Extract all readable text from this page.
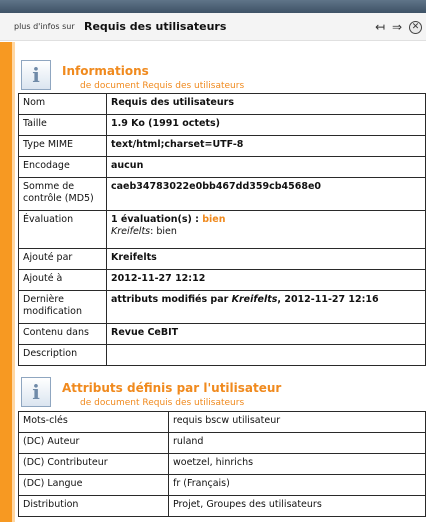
plus d'infos sur Requis des utilisateurs	↤ ⇒	✕
i	Informations
de document Requis des utilisateurs
Nom	Requis des utilisateurs
Taille	1.9 Ko (1991 octets)
Type MIME	text/html;charset=UTF-8
Encodage	aucun
Somme de contrôle (MD5)	caeb34783022e0bb467dd359cb4568e0
Évaluation	1 évaluation(s) : bien
Kreifelts: bien
Ajouté par	Kreifelts
Ajouté à	2012-11-27 12:12
Dernière modification	attributs modifiés par Kreifelts, 2012-11-27 12:16
Contenu dans	Revue CeBIT
Description	
i	Attributs définis par l'utilisateur
de document Requis des utilisateurs
Mots-clés	requis bscw utilisateur
(DC) Auteur	ruland
(DC) Contributeur	woetzel, hinrichs
(DC) Langue	fr (Français)
Distribution	Projet, Groupes des utilisateurs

§ **REQUIREMENT**: Nothing in the entries should change as you copy them, except that the pictures are left out.

§ **OUTPUT FOR THIS TASK**:
Extract all readable text from this page.
plus d'infos sur Requis des utilisateurs	↤ ⇒	✕
i	Informations
de document Requis des utilisateurs
Nom	Requis des utilisateurs
Taille	1.9 Ko (1991 octets)
Type MIME	text/html;charset=UTF-8
Encodage	aucun
Somme de contrôle (MD5)	caeb34783022e0bb467dd359cb4568e0
Évaluation	1 évaluation(s) : bien
Kreifelts: bien
Ajouté par	Kreifelts
Ajouté à	2012-11-27 12:12
Dernière modification	attributs modifiés par Kreifelts, 2012-11-27 12:16
Contenu dans	Revue CeBIT
Description	
i	Attributs définis par l'utilisateur
de document Requis des utilisateurs
Mots-clés	requis bscw utilisateur
(DC) Auteur	ruland
(DC) Contributeur	woetzel, hinrichs
(DC) Langue	fr (Français)
Distribution	Projet, Groupes des utilisateurs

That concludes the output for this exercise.